◆ Objective ◆
Type every record exactly as it appears.

Data excerpts:
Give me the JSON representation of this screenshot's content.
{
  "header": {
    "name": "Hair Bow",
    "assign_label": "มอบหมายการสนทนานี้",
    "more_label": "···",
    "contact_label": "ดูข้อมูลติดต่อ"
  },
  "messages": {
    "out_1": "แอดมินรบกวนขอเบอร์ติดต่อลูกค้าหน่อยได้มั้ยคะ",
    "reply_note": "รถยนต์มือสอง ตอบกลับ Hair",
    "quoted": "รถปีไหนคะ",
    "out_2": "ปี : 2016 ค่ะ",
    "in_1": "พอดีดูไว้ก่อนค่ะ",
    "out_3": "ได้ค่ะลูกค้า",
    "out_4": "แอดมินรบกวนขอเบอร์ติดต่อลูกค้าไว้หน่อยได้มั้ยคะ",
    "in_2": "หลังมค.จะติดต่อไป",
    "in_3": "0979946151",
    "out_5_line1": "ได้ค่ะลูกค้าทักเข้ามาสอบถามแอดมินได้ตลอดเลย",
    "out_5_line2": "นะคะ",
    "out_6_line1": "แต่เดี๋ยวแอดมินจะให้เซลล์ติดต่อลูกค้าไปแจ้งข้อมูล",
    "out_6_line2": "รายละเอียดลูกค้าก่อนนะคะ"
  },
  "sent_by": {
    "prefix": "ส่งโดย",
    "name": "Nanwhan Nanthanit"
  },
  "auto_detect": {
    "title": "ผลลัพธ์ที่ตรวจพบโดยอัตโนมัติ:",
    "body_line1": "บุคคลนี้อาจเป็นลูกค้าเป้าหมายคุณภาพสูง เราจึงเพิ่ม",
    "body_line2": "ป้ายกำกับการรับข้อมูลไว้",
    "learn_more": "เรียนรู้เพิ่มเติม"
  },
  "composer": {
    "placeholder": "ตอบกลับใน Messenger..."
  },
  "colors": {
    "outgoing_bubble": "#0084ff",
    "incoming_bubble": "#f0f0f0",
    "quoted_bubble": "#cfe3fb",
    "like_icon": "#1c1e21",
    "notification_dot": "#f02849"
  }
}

◆ Exercise output ◆
Give me the JSON representation of this screenshot's content.
{
  "header": {
    "name": "Hair Bow",
    "assign_label": "มอบหมายการสนทนานี้",
    "more_label": "···",
    "contact_label": "ดูข้อมูลติดต่อ"
  },
  "messages": {
    "out_1": "แอดมินรบกวนขอเบอร์ติดต่อลูกค้าหน่อยได้มั้ยคะ",
    "reply_note": "รถยนต์มือสอง ตอบกลับ Hair",
    "quoted": "รถปีไหนคะ",
    "out_2": "ปี : 2016 ค่ะ",
    "in_1": "พอดีดูไว้ก่อนค่ะ",
    "out_3": "ได้ค่ะลูกค้า",
    "out_4": "แอดมินรบกวนขอเบอร์ติดต่อลูกค้าไว้หน่อยได้มั้ยคะ",
    "in_2": "หลังมค.จะติดต่อไป",
    "in_3": "0979946151",
    "out_5_line1": "ได้ค่ะลูกค้าทักเข้ามาสอบถามแอดมินได้ตลอดเลย",
    "out_5_line2": "นะคะ",
    "out_6_line1": "แต่เดี๋ยวแอดมินจะให้เซลล์ติดต่อลูกค้าไปแจ้งข้อมูล",
    "out_6_line2": "รายละเอียดลูกค้าก่อนนะคะ"
  },
  "sent_by": {
    "prefix": "ส่งโดย",
    "name": "Nanwhan Nanthanit"
  },
  "auto_detect": {
    "title": "ผลลัพธ์ที่ตรวจพบโดยอัตโนมัติ:",
    "body_line1": "บุคคลนี้อาจเป็นลูกค้าเป้าหมายคุณภาพสูง เราจึงเพิ่ม",
    "body_line2": "ป้ายกำกับการรับข้อมูลไว้",
    "learn_more": "เรียนรู้เพิ่มเติม"
  },
  "composer": {
    "placeholder": "ตอบกลับใน Messenger..."
  },
  "colors": {
    "outgoing_bubble": "#0084ff",
    "incoming_bubble": "#f0f0f0",
    "quoted_bubble": "#cfe3fb",
    "like_icon": "#1c1e21",
    "notification_dot": "#f02849"
  }
}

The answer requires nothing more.